Aim>
Gather the lines below that include the string "xlabel", copying each in full.

The input>

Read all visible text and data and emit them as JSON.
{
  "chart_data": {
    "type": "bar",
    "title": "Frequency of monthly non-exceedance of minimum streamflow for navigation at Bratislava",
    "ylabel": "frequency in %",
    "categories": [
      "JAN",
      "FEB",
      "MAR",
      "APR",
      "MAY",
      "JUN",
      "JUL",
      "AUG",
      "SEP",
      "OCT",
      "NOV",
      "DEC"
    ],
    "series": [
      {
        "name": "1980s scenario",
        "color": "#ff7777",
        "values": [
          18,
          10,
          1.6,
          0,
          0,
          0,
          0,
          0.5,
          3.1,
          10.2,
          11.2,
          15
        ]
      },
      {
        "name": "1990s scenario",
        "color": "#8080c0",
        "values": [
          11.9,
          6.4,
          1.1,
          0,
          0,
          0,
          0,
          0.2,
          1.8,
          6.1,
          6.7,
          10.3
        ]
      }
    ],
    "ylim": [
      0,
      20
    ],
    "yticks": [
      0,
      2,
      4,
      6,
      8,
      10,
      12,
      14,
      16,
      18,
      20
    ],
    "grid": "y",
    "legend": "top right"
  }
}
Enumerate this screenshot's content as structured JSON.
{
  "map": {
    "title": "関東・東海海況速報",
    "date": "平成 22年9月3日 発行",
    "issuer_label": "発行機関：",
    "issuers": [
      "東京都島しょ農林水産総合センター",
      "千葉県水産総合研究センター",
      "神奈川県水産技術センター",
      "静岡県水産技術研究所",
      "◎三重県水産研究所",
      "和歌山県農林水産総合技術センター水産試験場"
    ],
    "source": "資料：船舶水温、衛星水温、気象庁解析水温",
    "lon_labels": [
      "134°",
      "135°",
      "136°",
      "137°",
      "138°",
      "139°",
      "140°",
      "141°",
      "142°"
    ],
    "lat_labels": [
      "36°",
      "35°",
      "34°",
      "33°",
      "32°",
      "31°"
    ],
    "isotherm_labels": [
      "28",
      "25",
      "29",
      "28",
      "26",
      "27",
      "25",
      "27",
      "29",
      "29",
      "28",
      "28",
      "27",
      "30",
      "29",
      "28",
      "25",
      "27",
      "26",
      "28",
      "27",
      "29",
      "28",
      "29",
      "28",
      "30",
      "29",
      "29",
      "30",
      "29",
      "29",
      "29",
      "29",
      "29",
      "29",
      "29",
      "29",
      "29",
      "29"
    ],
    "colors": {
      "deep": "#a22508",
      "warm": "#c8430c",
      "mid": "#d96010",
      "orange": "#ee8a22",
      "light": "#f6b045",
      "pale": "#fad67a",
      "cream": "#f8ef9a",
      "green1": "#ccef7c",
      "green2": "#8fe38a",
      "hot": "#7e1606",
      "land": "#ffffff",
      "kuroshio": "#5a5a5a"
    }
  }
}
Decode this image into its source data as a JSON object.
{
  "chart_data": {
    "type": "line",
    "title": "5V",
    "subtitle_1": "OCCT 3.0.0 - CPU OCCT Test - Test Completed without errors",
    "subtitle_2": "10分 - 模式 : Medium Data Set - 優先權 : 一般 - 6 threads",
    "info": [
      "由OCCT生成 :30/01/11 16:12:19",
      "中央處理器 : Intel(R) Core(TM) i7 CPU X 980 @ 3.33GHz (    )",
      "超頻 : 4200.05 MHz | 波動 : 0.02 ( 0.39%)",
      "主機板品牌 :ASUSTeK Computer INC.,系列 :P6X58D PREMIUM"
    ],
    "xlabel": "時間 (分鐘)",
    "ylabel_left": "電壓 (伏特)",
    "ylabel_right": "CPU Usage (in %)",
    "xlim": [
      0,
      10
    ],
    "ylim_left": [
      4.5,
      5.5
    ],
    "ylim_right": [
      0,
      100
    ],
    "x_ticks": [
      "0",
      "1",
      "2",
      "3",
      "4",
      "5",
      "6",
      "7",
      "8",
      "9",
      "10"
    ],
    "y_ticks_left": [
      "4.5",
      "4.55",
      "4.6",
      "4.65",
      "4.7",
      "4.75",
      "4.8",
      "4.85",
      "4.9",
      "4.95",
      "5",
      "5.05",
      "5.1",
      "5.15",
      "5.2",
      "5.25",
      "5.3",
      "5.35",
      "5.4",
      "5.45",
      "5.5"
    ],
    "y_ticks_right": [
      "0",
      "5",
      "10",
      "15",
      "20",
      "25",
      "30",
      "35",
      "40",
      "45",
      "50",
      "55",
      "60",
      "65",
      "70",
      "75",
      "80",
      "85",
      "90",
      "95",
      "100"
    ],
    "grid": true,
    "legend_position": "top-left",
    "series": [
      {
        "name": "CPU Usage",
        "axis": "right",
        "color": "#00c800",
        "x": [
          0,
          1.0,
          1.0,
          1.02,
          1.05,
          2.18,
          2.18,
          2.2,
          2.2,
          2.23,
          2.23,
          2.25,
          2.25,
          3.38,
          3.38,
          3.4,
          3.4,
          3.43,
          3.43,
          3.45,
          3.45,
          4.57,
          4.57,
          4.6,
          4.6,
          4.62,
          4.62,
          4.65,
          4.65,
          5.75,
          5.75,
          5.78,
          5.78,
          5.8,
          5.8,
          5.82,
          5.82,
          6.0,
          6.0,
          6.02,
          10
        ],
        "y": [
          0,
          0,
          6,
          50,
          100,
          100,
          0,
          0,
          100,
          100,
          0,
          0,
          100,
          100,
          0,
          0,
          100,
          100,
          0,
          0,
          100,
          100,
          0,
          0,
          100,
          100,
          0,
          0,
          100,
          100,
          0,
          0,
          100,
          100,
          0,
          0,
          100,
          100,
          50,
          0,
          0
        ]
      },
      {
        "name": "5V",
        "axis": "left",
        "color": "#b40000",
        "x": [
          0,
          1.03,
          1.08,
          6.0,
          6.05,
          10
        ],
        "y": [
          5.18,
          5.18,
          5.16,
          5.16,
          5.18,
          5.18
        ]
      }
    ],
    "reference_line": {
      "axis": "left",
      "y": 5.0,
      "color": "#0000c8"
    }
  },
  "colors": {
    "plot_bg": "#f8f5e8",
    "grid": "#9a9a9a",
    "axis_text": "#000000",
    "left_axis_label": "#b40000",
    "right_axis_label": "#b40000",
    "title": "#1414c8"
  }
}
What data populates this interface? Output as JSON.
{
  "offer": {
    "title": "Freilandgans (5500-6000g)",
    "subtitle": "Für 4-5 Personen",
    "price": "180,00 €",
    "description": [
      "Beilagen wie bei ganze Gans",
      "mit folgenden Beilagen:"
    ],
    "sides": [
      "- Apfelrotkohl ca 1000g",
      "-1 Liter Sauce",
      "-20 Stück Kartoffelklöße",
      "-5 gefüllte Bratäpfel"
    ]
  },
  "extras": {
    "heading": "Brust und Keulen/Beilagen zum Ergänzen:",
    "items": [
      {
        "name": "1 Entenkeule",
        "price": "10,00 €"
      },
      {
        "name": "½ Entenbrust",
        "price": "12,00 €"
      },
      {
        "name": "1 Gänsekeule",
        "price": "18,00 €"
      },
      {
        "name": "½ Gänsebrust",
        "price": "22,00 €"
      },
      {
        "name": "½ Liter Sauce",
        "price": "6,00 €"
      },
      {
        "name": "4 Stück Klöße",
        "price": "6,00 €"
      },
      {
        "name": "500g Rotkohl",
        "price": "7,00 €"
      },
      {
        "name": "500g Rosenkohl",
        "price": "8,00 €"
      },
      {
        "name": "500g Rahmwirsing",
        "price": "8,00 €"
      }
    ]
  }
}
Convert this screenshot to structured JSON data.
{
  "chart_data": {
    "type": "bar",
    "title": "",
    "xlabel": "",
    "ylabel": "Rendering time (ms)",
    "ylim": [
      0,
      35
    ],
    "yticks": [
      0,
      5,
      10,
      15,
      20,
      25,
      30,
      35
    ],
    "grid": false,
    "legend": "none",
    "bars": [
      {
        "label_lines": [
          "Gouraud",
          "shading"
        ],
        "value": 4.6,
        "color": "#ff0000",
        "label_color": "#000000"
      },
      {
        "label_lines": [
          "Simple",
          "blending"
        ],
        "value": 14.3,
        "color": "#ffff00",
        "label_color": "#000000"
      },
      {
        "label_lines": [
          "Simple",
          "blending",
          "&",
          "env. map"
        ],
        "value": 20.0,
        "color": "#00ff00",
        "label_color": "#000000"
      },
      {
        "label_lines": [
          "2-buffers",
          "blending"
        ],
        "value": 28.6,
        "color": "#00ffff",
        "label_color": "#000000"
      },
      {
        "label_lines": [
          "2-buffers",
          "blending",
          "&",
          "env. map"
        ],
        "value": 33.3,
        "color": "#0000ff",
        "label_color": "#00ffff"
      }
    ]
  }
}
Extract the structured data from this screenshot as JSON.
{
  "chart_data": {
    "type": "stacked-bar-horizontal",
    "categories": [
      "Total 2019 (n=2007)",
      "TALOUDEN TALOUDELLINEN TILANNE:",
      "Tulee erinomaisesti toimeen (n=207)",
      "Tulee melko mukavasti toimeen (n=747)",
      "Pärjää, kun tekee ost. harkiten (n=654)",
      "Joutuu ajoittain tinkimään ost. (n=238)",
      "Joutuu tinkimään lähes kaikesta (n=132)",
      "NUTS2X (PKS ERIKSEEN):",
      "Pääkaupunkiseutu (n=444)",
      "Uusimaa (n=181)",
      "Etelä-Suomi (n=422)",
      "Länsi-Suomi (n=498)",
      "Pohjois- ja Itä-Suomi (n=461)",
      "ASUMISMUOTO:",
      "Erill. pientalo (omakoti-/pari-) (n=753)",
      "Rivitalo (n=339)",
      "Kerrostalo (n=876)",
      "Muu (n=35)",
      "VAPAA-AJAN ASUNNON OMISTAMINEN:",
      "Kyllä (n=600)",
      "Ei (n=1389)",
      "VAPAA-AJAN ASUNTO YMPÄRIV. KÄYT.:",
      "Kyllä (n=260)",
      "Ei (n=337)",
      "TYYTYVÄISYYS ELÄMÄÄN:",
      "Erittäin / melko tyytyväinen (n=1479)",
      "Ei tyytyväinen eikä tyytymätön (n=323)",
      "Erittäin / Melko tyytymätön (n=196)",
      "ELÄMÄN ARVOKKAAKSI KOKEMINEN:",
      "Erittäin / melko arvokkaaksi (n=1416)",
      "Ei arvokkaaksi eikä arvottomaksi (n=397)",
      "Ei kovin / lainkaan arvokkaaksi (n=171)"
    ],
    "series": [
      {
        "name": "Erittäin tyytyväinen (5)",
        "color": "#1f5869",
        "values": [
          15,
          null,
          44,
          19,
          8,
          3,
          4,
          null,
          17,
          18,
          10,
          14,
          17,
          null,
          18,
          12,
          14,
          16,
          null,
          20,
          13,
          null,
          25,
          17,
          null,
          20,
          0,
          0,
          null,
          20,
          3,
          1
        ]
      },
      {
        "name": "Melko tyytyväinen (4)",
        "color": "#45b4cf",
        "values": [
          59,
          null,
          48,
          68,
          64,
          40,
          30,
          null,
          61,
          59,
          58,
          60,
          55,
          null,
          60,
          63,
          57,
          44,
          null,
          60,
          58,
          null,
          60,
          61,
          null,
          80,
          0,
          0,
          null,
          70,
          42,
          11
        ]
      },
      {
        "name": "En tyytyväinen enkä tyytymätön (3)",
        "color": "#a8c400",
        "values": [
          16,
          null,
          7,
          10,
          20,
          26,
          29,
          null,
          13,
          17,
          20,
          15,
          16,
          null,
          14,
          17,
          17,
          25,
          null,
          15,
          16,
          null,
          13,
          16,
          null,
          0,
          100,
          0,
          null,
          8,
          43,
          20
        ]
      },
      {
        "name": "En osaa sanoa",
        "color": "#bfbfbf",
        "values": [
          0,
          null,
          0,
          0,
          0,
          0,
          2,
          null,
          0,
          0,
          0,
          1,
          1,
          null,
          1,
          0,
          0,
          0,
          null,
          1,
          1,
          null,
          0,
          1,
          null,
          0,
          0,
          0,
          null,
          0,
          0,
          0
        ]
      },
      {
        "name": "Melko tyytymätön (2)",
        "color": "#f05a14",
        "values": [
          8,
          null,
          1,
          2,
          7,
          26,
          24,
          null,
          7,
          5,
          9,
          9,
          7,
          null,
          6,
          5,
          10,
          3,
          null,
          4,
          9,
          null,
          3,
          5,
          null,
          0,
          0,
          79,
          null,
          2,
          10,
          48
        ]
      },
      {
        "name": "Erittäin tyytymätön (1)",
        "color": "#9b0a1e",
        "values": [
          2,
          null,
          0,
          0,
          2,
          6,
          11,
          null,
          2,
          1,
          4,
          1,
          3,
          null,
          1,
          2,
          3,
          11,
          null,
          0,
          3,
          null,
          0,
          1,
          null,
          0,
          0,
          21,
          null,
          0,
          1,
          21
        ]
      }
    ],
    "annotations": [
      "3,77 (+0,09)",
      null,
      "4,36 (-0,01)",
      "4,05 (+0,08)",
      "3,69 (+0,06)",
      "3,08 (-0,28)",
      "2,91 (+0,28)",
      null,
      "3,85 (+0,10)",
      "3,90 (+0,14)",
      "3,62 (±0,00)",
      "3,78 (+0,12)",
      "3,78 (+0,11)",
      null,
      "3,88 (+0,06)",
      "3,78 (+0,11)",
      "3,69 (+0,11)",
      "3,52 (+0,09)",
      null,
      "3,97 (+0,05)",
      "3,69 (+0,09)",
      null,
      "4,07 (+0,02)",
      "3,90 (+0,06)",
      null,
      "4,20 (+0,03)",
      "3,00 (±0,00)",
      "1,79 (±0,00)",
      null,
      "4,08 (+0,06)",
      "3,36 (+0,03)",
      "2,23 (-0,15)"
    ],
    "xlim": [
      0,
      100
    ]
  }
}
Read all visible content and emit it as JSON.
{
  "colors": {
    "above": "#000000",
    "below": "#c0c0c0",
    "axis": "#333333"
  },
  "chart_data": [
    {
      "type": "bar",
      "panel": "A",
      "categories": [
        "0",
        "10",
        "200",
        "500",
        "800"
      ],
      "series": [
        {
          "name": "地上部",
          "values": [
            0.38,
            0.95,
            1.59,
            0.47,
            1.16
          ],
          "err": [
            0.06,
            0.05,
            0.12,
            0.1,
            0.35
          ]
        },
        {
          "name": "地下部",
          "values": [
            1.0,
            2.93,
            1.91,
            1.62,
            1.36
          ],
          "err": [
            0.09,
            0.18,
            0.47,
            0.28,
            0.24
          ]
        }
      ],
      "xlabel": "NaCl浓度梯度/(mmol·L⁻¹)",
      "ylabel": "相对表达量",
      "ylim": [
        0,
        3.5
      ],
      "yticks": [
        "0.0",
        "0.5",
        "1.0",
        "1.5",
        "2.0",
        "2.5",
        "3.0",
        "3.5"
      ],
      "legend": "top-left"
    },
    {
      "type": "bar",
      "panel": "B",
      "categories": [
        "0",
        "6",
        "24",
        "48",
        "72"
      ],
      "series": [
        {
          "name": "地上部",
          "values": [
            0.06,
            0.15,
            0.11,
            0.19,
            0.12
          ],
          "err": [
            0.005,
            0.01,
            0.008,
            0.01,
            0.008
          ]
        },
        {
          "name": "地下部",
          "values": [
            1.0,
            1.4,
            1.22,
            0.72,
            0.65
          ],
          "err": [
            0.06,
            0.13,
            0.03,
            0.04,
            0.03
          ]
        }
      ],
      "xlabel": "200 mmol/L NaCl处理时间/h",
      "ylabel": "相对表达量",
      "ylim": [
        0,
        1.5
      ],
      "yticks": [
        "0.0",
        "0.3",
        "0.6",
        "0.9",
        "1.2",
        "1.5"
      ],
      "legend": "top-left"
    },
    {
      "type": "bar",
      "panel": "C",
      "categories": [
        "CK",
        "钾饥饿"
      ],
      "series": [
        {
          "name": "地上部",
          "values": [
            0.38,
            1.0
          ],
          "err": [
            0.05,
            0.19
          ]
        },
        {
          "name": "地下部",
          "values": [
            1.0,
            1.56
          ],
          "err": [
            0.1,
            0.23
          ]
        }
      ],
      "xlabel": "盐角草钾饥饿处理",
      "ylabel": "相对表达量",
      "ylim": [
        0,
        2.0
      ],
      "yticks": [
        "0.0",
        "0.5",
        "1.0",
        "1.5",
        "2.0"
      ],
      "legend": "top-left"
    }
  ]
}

The output>
    "xlabel": "時間 (分鐘)",
    "xlabel": "",
      "xlabel": "NaCl浓度梯度/(mmol·L⁻¹)",
      "xlabel": "200 mmol/L NaCl处理时间/h",
      "xlabel": "盐角草钾饥饿处理",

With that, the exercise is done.